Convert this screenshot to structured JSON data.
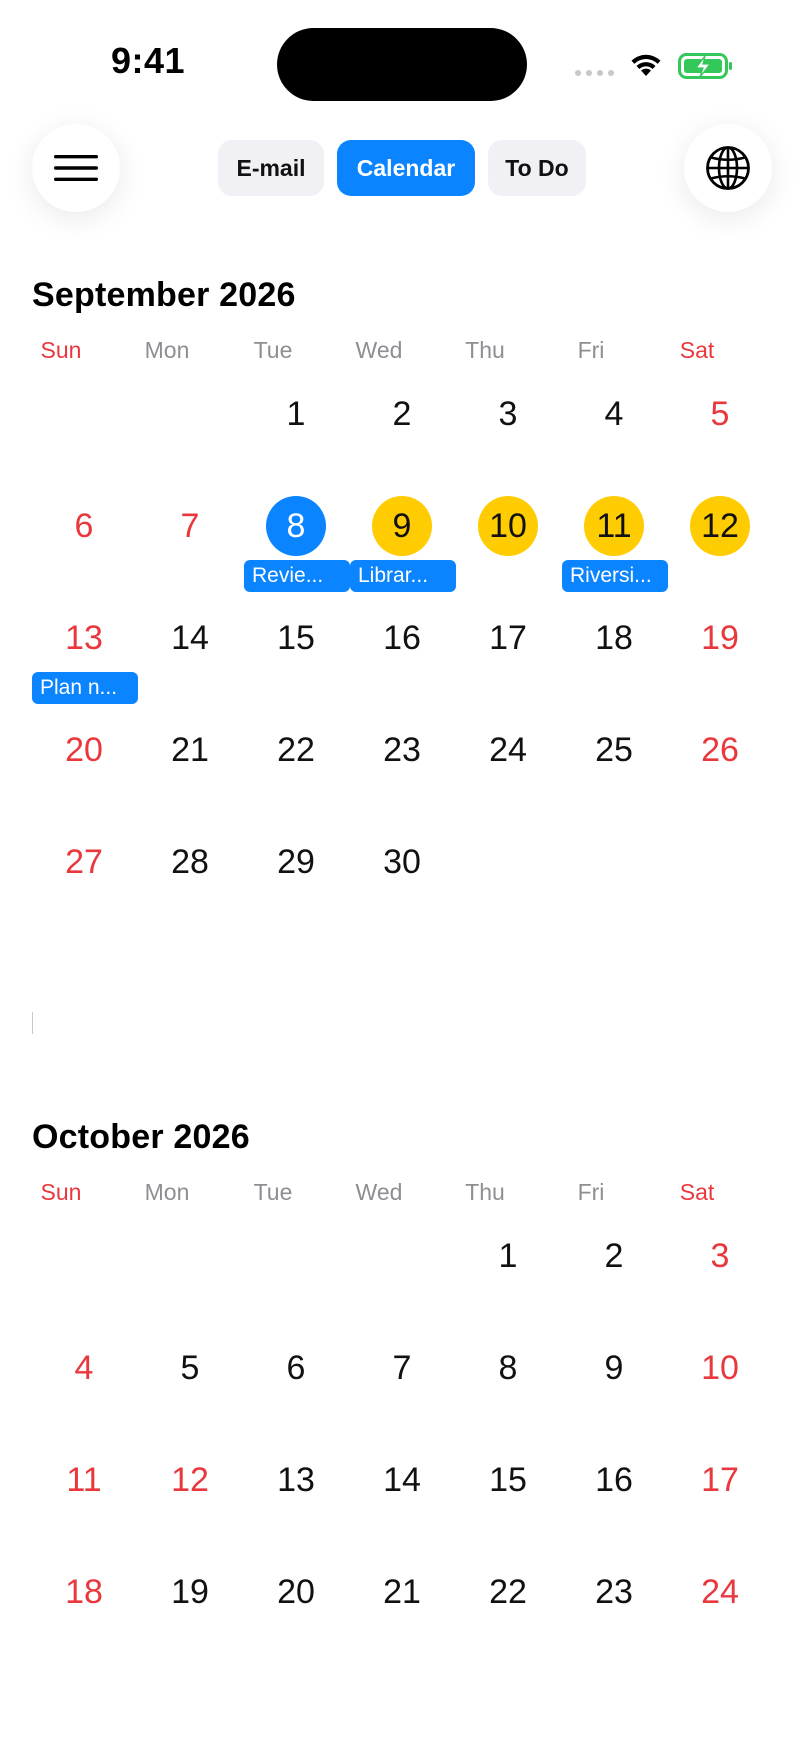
{
  "status_bar": {
    "time": "9:41"
  },
  "header": {
    "menu_icon": "hamburger-menu-icon",
    "globe_icon": "globe-icon",
    "tabs": [
      {
        "label": "E-mail",
        "active": false
      },
      {
        "label": "Calendar",
        "active": true
      },
      {
        "label": "To Do",
        "active": false
      }
    ]
  },
  "colors": {
    "accent": "#0a84ff",
    "highlight": "#ffcc02",
    "weekend": "#e8383d",
    "muted": "#8e8e93"
  },
  "weekdays": [
    "Sun",
    "Mon",
    "Tue",
    "Wed",
    "Thu",
    "Fri",
    "Sat"
  ],
  "months": [
    {
      "title": "September 2026",
      "first_weekday": 2,
      "days": 30,
      "today": 8,
      "highlighted": [
        9,
        10,
        11,
        12
      ],
      "red_days": [
        5,
        6,
        7,
        13,
        19,
        20,
        26,
        27
      ],
      "events": [
        {
          "day": 8,
          "label": "Revie..."
        },
        {
          "day": 9,
          "label": "Librar..."
        },
        {
          "day": 11,
          "label": "Riversi..."
        },
        {
          "day": 13,
          "label": "Plan n..."
        }
      ]
    },
    {
      "title": "October 2026",
      "first_weekday": 4,
      "days": 24,
      "today": null,
      "highlighted": [],
      "red_days": [
        3,
        4,
        10,
        11,
        12,
        17,
        18,
        24
      ],
      "events": []
    }
  ]
}
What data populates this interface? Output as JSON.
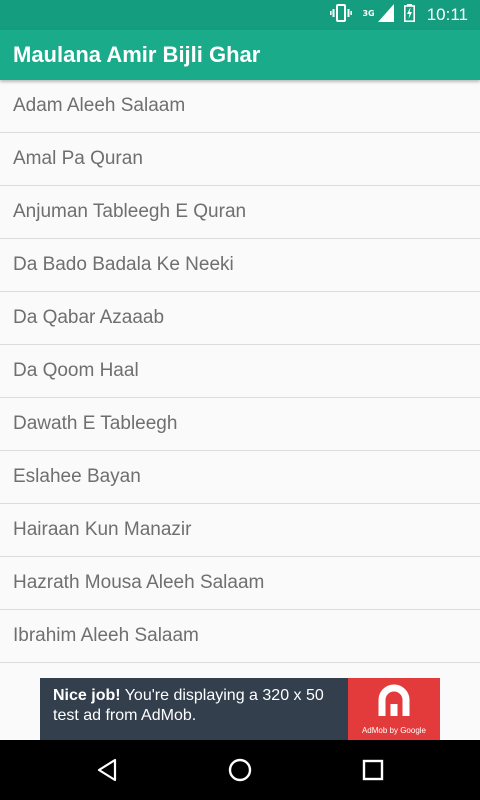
{
  "status_bar": {
    "time": "10:11",
    "network": "3G",
    "icons": [
      "vibrate-icon",
      "signal-icon",
      "battery-icon"
    ]
  },
  "app_bar": {
    "title": "Maulana Amir Bijli Ghar",
    "color": "#1aab8a",
    "status_color": "#159d80"
  },
  "list": {
    "items": [
      "Adam Aleeh Salaam",
      "Amal Pa Quran",
      "Anjuman Tableegh E Quran",
      "Da Bado Badala Ke Neeki",
      "Da Qabar Azaaab",
      "Da Qoom Haal",
      "Dawath E Tableegh",
      "Eslahee Bayan",
      "Hairaan Kun Manazir",
      "Hazrath Mousa Aleeh Salaam",
      "Ibrahim Aleeh Salaam"
    ]
  },
  "ad": {
    "headline": "Nice job!",
    "body": " You're displaying a 320 x 50 test ad from AdMob.",
    "logo_caption": "AdMob by Google",
    "logo_color": "#e33b3b"
  },
  "nav_bar": {
    "buttons": [
      "back-icon",
      "home-icon",
      "recents-icon"
    ]
  }
}
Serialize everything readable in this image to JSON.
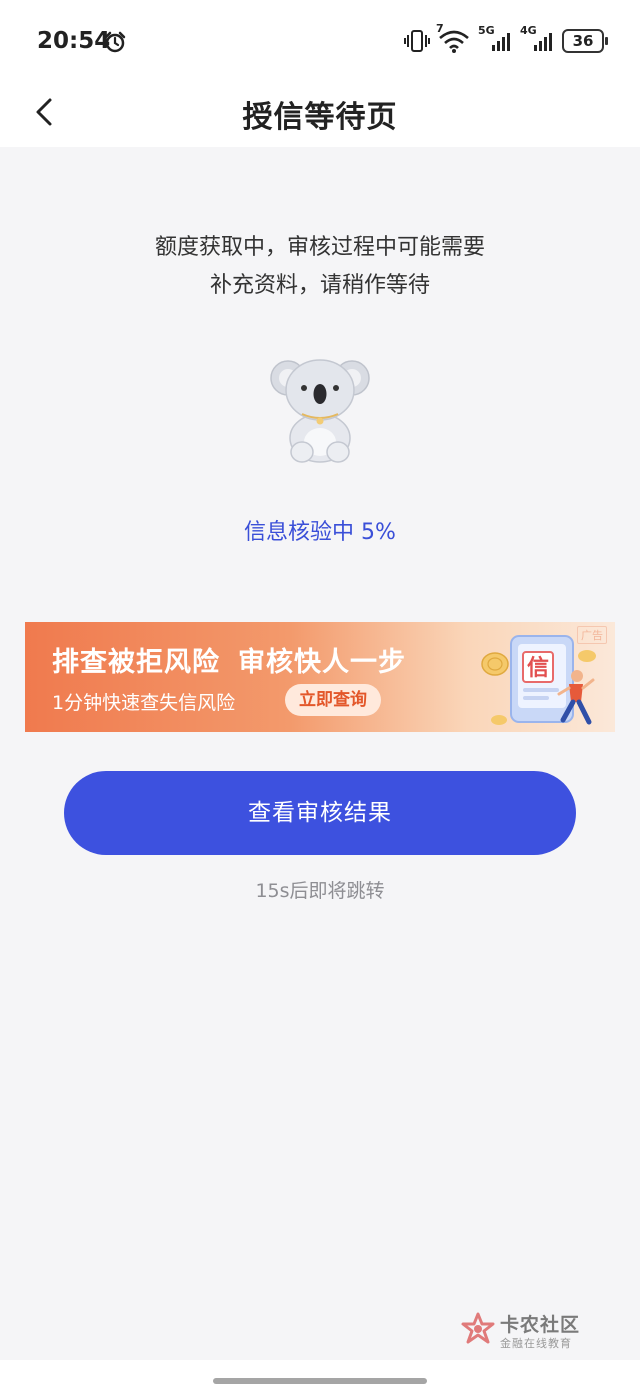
{
  "status_bar": {
    "time": "20:54",
    "battery": "36",
    "wifi_badge": "7",
    "sim1_label": "5G",
    "sim2_label": "4G"
  },
  "header": {
    "title": "授信等待页"
  },
  "message": {
    "line1": "额度获取中，审核过程中可能需要",
    "line2": "补充资料，请稍作等待"
  },
  "progress": {
    "text": "信息核验中 5%",
    "percent": 5
  },
  "banner": {
    "ad_tag": "广告",
    "title_part1": "排查被拒风险",
    "title_part2": "审核快人一步",
    "subtitle": "1分钟快速查失信风险",
    "button": "立即查询",
    "art_glyph": "信"
  },
  "actions": {
    "view_result": "查看审核结果",
    "countdown": "15s后即将跳转"
  },
  "watermark": {
    "title": "卡农社区",
    "subtitle": "金融在线教育"
  },
  "colors": {
    "accent": "#3d51df",
    "progress_text": "#3a4fd8",
    "banner_start": "#f07a4e",
    "background": "#f5f5f7"
  }
}
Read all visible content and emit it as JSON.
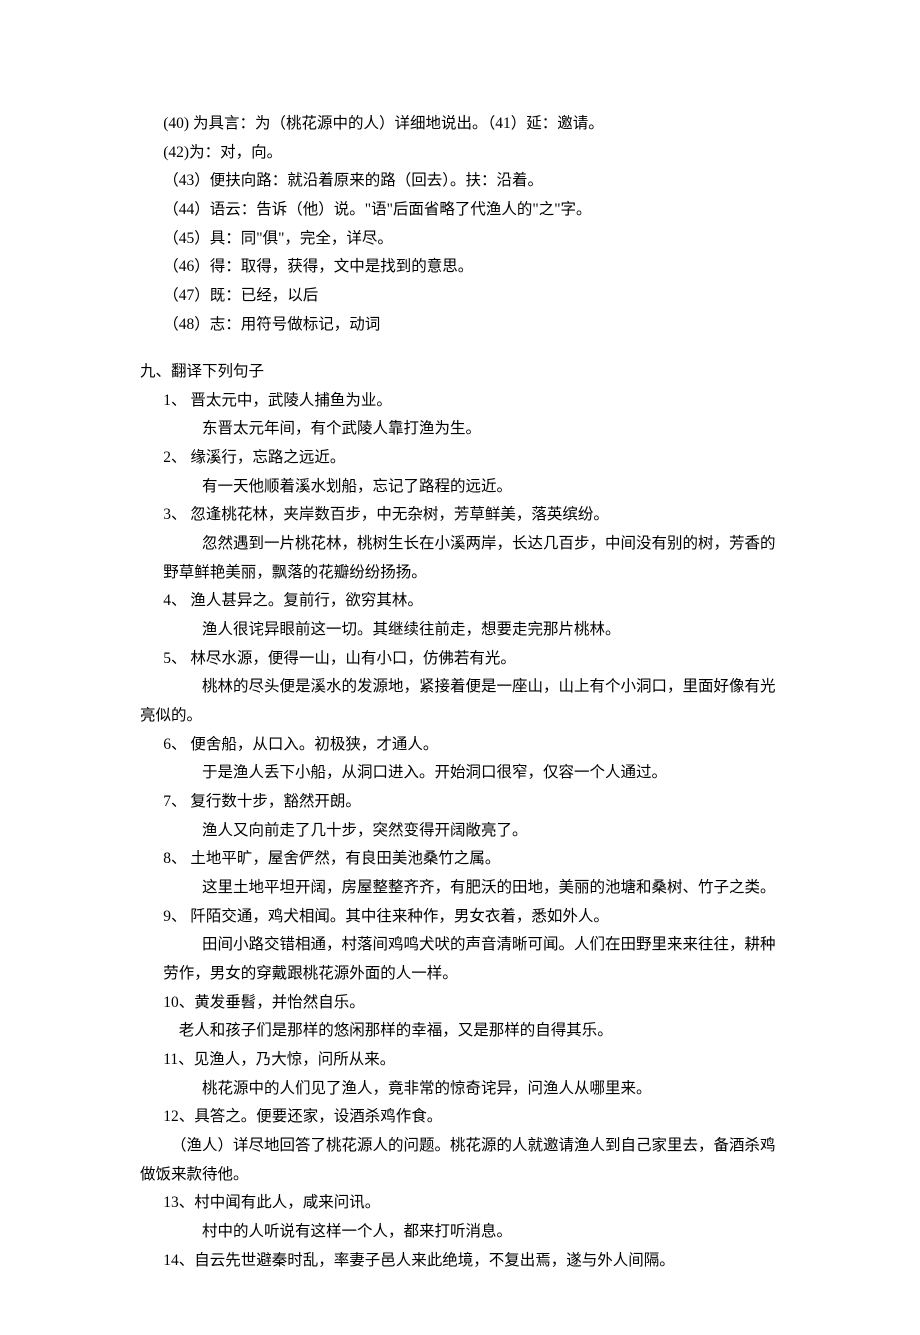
{
  "dict": {
    "n40": "(40) 为具言：为（桃花源中的人）详细地说出。（41）延：邀请。",
    "n42": "(42)为：对，向。",
    "n43": "（43）便扶向路：就沿着原来的路（回去）。扶：沿着。",
    "n44": "（44）语云：告诉（他）说。\"语\"后面省略了代渔人的\"之\"字。",
    "n45": "（45）具：同\"俱\"，完全，详尽。",
    "n46": "（46）得：取得，获得，文中是找到的意思。",
    "n47": "（47）既：已经，以后",
    "n48": "（48）志：用符号做标记，动词"
  },
  "section_title": "九、翻译下列句子",
  "trans": [
    {
      "num": "1、",
      "src": " 晋太元中，武陵人捕鱼为业。",
      "tgt": "东晋太元年间，有个武陵人靠打渔为生。"
    },
    {
      "num": "2、",
      "src": " 缘溪行，忘路之远近。",
      "tgt": "有一天他顺着溪水划船，忘记了路程的远近。"
    },
    {
      "num": "3、",
      "src": " 忽逢桃花林，夹岸数百步，中无杂树，芳草鲜美，落英缤纷。",
      "tgt": "忽然遇到一片桃花林，桃树生长在小溪两岸，长达几百步，中间没有别的树，芳香的",
      "cont": "野草鲜艳美丽，飘落的花瓣纷纷扬扬。"
    },
    {
      "num": "4、",
      "src": " 渔人甚异之。复前行，欲穷其林。",
      "tgt": "渔人很诧异眼前这一切。其继续往前走，想要走完那片桃林。"
    },
    {
      "num": "5、",
      "src": " 林尽水源，便得一山，山有小口，仿佛若有光。",
      "tgt": "桃林的尽头便是溪水的发源地，紧接着便是一座山，山上有个小洞口，里面好像有光",
      "cont2": "亮似的。"
    },
    {
      "num": "6、",
      "src": " 便舍船，从口入。初极狭，才通人。",
      "tgt": "于是渔人丢下小船，从洞口进入。开始洞口很窄，仅容一个人通过。"
    },
    {
      "num": "7、",
      "src": " 复行数十步，豁然开朗。",
      "tgt": "渔人又向前走了几十步，突然变得开阔敞亮了。"
    },
    {
      "num": "8、",
      "src": " 土地平旷，屋舍俨然，有良田美池桑竹之属。",
      "tgt": "这里土地平坦开阔，房屋整整齐齐，有肥沃的田地，美丽的池塘和桑树、竹子之类。"
    },
    {
      "num": "9、",
      "src": " 阡陌交通，鸡犬相闻。其中往来种作，男女衣着，悉如外人。",
      "tgt": "田间小路交错相通，村落间鸡鸣犬吠的声音清晰可闻。人们在田野里来来往往，耕种",
      "cont": "劳作，男女的穿戴跟桃花源外面的人一样。"
    },
    {
      "num": "10、",
      "src": "黄发垂髫，并怡然自乐。",
      "tgt2": "老人和孩子们是那样的悠闲那样的幸福，又是那样的自得其乐。"
    },
    {
      "num": "11、",
      "src": "见渔人，乃大惊，问所从来。",
      "tgt": "桃花源中的人们见了渔人，竟非常的惊奇诧异，问渔人从哪里来。"
    },
    {
      "num": "12、",
      "src": "具答之。便要还家，设酒杀鸡作食。",
      "tgt3a": "（渔人）详尽地回答了桃花源人的问题。桃花源的人就邀请渔人到自己家里去，备酒杀鸡",
      "tgt3b": "做饭来款待他。"
    },
    {
      "num": "13、",
      "src": "村中闻有此人，咸来问讯。",
      "tgt": "村中的人听说有这样一个人，都来打听消息。"
    },
    {
      "num": "14、",
      "src": "自云先世避秦时乱，率妻子邑人来此绝境，不复出焉，遂与外人间隔。"
    }
  ]
}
========
**EXERCISE DETAILS**
Gather each line from the entries above that includes the word "Aleeh".

**TASK RESPONSE**
      "Adam Aleeh Salaam",
      "Hazrath Mousa Aleeh Salaam",
      "Ibrahim Aleeh Salaam"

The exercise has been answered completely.